### Set task
Produce the listing below again, exactly as shown.

### Entries provided
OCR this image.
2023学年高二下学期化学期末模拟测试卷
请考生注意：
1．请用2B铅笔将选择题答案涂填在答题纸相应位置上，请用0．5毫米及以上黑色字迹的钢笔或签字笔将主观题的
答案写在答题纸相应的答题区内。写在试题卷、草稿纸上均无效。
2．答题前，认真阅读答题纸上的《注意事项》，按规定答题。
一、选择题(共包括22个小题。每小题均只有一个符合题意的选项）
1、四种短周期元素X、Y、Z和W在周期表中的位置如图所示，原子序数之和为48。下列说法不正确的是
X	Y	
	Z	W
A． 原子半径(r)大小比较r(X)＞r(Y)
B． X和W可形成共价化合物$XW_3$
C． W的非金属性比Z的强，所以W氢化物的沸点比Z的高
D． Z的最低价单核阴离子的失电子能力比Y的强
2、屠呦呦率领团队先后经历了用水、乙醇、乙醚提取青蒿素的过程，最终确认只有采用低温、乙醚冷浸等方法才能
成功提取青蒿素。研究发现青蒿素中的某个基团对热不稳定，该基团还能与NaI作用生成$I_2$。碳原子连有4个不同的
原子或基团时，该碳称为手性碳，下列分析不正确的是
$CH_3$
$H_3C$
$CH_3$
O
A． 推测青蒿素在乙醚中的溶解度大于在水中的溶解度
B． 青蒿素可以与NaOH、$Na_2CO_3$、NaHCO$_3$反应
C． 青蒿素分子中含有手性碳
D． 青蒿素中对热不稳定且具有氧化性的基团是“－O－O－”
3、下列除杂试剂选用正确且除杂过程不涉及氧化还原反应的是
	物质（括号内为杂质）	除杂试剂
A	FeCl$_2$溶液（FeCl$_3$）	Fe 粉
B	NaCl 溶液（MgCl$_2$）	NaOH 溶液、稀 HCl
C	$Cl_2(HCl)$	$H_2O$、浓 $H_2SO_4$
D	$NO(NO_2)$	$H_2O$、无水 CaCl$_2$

### Solution to the problem
OCR this image.
2023学年高二下学期化学期末模拟测试卷
请考生注意：
1．请用2B铅笔将选择题答案涂填在答题纸相应位置上，请用0．5毫米及以上黑色字迹的钢笔或签字笔将主观题的
答案写在答题纸相应的答题区内。写在试题卷、草稿纸上均无效。
2．答题前，认真阅读答题纸上的《注意事项》，按规定答题。
一、选择题(共包括22个小题。每小题均只有一个符合题意的选项）
1、四种短周期元素X、Y、Z和W在周期表中的位置如图所示，原子序数之和为48。下列说法不正确的是
X	Y	
	Z	W
A． 原子半径(r)大小比较r(X)＞r(Y)
B． X和W可形成共价化合物$XW_3$
C． W的非金属性比Z的强，所以W氢化物的沸点比Z的高
D． Z的最低价单核阴离子的失电子能力比Y的强
2、屠呦呦率领团队先后经历了用水、乙醇、乙醚提取青蒿素的过程，最终确认只有采用低温、乙醚冷浸等方法才能
成功提取青蒿素。研究发现青蒿素中的某个基团对热不稳定，该基团还能与NaI作用生成$I_2$。碳原子连有4个不同的
原子或基团时，该碳称为手性碳，下列分析不正确的是
$CH_3$
$H_3C$
$CH_3$
O
A． 推测青蒿素在乙醚中的溶解度大于在水中的溶解度
B． 青蒿素可以与NaOH、$Na_2CO_3$、NaHCO$_3$反应
C． 青蒿素分子中含有手性碳
D． 青蒿素中对热不稳定且具有氧化性的基团是“－O－O－”
3、下列除杂试剂选用正确且除杂过程不涉及氧化还原反应的是
	物质（括号内为杂质）	除杂试剂
A	FeCl$_2$溶液（FeCl$_3$）	Fe 粉
B	NaCl 溶液（MgCl$_2$）	NaOH 溶液、稀 HCl
C	$Cl_2(HCl)$	$H_2O$、浓 $H_2SO_4$
D	$NO(NO_2)$	$H_2O$、无水 CaCl$_2$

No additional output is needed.